- [What this task involves]: Pull every line containing the word "color" from the records.

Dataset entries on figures
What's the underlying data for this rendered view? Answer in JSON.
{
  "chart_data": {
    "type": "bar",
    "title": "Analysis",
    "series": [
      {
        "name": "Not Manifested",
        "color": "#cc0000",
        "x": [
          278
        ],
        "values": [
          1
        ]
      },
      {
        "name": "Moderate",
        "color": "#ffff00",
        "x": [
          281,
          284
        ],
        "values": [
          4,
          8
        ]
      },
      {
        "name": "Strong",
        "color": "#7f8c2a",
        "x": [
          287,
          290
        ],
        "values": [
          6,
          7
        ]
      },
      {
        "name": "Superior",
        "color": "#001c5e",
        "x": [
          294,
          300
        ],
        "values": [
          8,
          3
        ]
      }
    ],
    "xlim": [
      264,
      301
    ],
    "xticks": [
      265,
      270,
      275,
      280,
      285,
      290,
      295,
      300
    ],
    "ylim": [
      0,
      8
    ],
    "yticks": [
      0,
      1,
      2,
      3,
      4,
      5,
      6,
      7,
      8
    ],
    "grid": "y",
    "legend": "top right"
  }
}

- [Exercise output]:
        "color": "#cc0000",
        "color": "#ffff00",
        "color": "#7f8c2a",
        "color": "#001c5e",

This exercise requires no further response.